**TASK TO COMPLETE:**
Word for word, print each line of the listing below; pictures stay out.

**DATA FOR PROCESSING:**
───
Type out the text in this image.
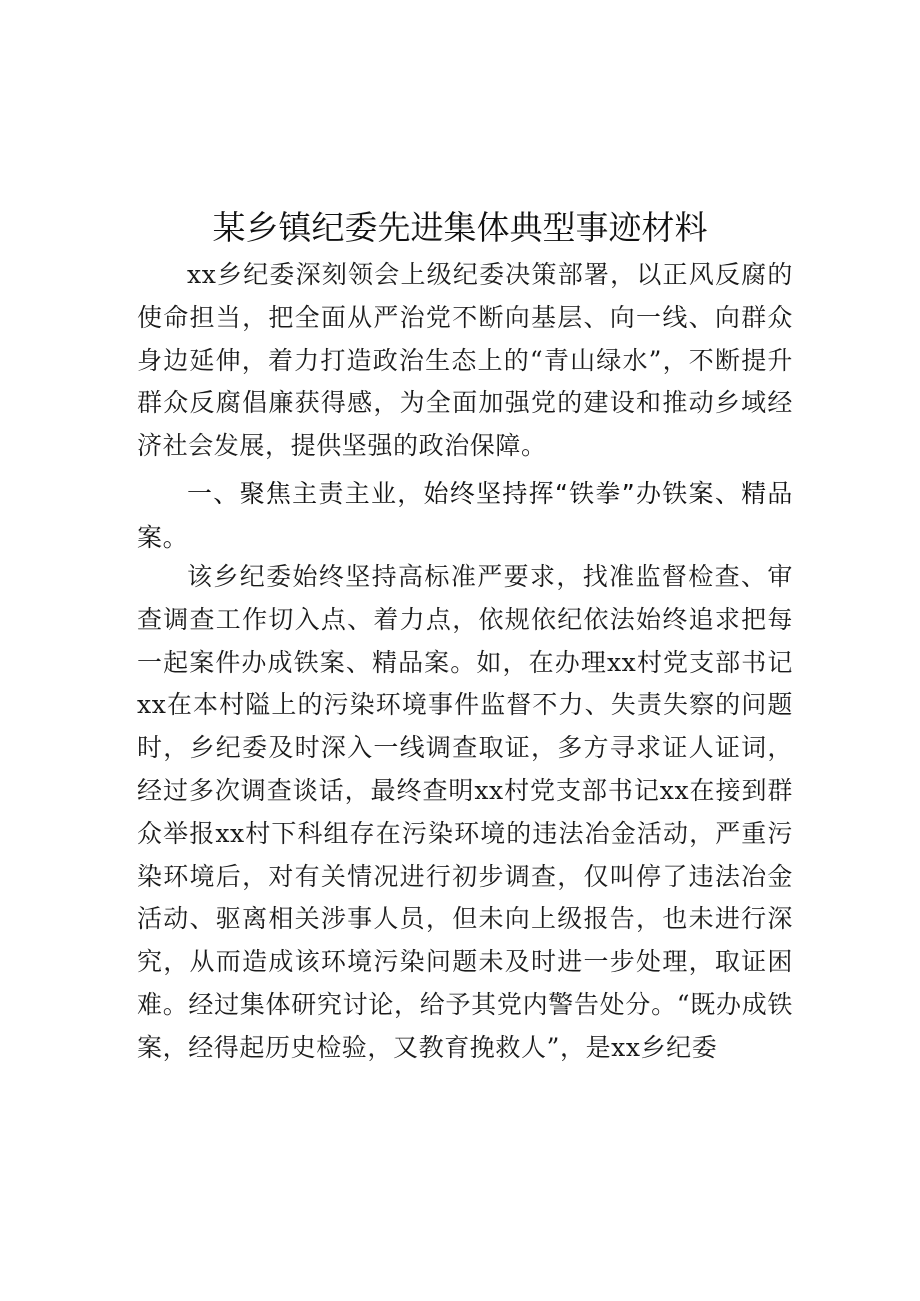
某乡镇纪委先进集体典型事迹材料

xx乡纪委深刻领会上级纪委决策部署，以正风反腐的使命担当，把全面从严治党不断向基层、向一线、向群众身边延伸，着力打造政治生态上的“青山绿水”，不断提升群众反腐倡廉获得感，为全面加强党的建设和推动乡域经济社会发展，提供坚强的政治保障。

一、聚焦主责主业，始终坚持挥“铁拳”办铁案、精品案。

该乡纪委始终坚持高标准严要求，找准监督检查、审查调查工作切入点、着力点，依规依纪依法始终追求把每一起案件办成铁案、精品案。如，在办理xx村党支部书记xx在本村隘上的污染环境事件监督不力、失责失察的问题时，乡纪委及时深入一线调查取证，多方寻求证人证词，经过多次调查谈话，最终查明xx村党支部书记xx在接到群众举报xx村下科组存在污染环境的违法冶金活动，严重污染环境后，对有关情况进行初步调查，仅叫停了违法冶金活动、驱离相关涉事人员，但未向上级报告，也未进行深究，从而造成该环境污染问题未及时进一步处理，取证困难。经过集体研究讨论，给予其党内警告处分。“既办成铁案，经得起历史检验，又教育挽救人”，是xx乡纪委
───
**TASK RESPONSE:**
Type out the text in this image.
某乡镇纪委先进集体典型事迹材料

xx乡纪委深刻领会上级纪委决策部署，以正风反腐的使命担当，把全面从严治党不断向基层、向一线、向群众身边延伸，着力打造政治生态上的“青山绿水”，不断提升群众反腐倡廉获得感，为全面加强党的建设和推动乡域经济社会发展，提供坚强的政治保障。

一、聚焦主责主业，始终坚持挥“铁拳”办铁案、精品案。

该乡纪委始终坚持高标准严要求，找准监督检查、审查调查工作切入点、着力点，依规依纪依法始终追求把每一起案件办成铁案、精品案。如，在办理xx村党支部书记xx在本村隘上的污染环境事件监督不力、失责失察的问题时，乡纪委及时深入一线调查取证，多方寻求证人证词，经过多次调查谈话，最终查明xx村党支部书记xx在接到群众举报xx村下科组存在污染环境的违法冶金活动，严重污染环境后，对有关情况进行初步调查，仅叫停了违法冶金活动、驱离相关涉事人员，但未向上级报告，也未进行深究，从而造成该环境污染问题未及时进一步处理，取证困难。经过集体研究讨论，给予其党内警告处分。“既办成铁案，经得起历史检验，又教育挽救人”，是xx乡纪委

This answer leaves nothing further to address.